[DATA FOR THIS EXERCISE]:
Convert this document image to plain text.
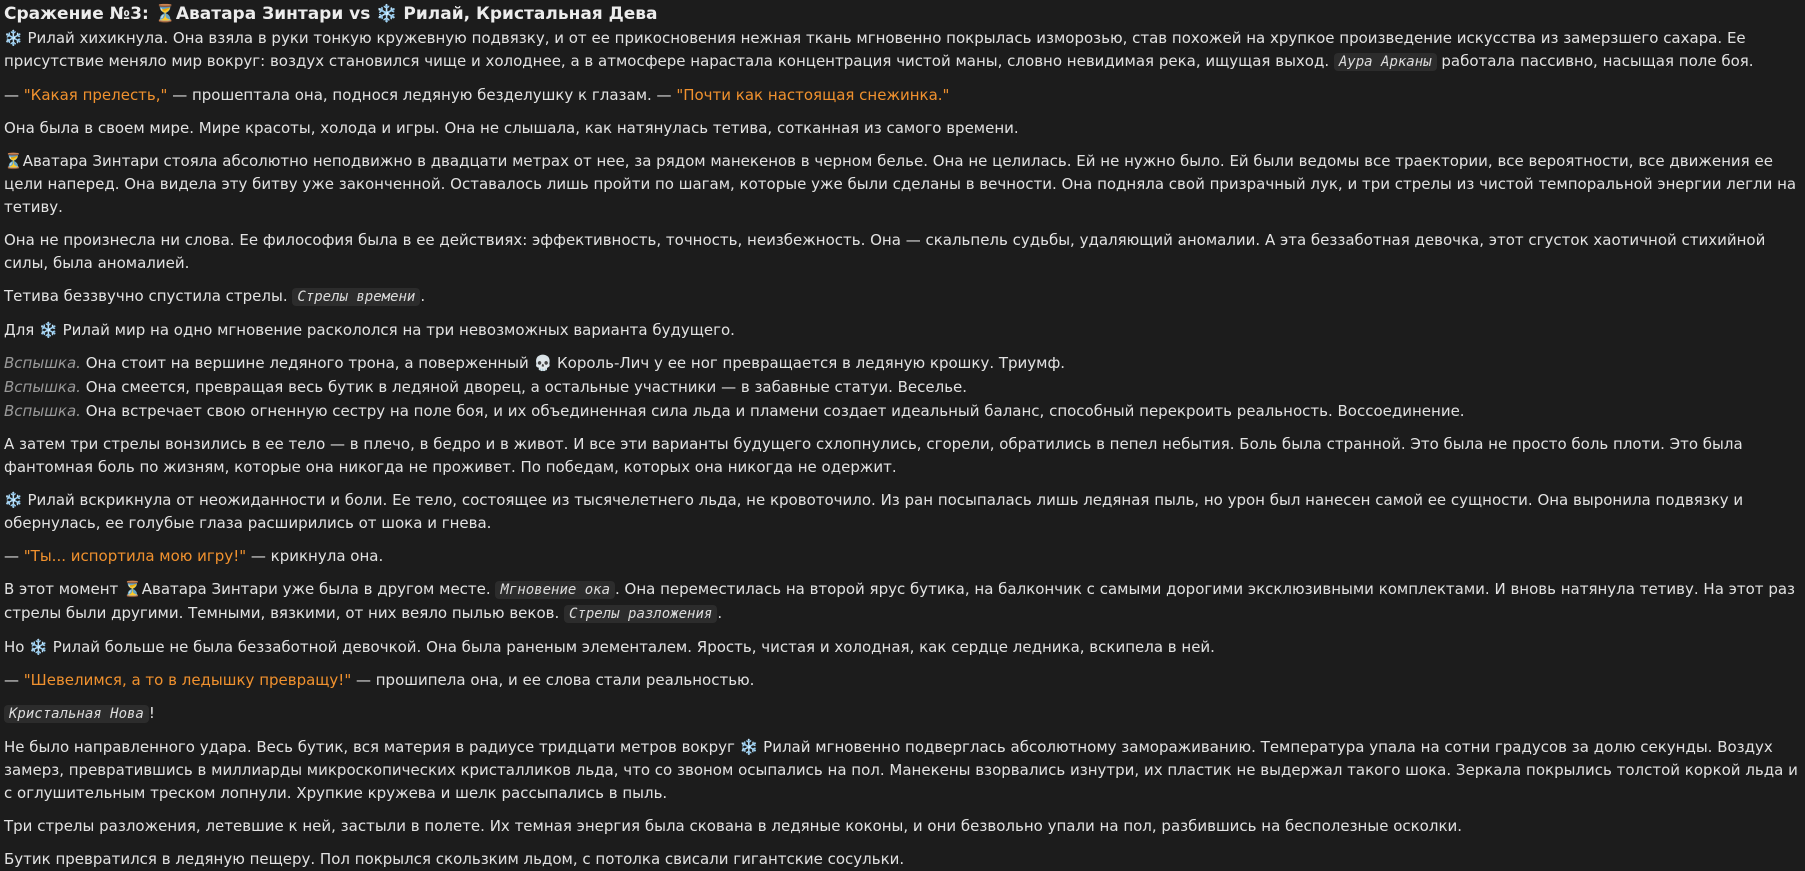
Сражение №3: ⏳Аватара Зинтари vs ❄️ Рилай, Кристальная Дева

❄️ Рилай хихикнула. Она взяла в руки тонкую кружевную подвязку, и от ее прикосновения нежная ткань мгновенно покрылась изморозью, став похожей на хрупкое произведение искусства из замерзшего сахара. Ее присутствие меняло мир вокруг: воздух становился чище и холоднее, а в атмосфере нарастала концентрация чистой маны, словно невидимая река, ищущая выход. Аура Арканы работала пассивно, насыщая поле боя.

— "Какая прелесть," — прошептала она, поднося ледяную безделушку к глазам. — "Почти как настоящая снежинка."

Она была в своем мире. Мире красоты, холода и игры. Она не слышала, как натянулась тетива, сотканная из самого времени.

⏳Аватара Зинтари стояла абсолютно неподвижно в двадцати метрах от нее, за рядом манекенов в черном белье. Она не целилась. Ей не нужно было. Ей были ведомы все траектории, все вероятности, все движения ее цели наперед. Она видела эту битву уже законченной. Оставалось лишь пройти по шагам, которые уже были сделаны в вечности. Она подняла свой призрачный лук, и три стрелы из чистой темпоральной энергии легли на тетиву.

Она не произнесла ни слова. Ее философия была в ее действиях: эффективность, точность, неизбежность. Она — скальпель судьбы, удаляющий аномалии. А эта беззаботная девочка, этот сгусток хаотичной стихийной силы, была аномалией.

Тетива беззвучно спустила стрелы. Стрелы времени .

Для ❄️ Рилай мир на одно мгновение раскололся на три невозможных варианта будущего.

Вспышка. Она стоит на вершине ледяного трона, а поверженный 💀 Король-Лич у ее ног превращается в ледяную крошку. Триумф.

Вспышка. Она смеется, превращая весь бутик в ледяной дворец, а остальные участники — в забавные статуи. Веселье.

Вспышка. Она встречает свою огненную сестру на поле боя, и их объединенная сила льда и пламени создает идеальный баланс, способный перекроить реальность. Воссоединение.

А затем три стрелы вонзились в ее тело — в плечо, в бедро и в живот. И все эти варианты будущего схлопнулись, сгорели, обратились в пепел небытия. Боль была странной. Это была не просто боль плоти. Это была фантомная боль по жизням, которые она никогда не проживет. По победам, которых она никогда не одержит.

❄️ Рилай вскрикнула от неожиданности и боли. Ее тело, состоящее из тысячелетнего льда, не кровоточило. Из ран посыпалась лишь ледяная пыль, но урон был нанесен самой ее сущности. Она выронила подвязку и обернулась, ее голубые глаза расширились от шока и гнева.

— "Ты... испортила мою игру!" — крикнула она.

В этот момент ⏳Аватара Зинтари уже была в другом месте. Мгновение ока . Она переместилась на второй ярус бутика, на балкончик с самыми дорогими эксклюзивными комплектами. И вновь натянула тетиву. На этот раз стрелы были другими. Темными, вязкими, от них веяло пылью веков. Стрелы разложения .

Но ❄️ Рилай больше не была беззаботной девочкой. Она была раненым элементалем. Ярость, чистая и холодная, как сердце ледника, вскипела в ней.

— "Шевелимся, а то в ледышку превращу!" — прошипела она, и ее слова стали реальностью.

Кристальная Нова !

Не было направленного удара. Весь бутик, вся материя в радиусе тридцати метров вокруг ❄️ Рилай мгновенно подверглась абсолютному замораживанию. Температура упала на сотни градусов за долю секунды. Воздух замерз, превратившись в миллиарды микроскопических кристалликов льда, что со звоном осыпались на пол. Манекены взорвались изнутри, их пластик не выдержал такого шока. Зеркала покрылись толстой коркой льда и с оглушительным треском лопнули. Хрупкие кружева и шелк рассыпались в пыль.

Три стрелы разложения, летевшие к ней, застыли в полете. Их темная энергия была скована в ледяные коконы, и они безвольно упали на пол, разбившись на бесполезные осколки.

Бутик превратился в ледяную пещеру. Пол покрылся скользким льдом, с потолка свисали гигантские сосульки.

[WHAT IS EXPECTED]: Identify the lines of the entries containing the string "Кристальная". Copy each such line.

[OUTPUT]:
Сражение №3: ⏳Аватара Зинтари vs ❄️ Рилай, Кристальная Дева
Кристальная Нова !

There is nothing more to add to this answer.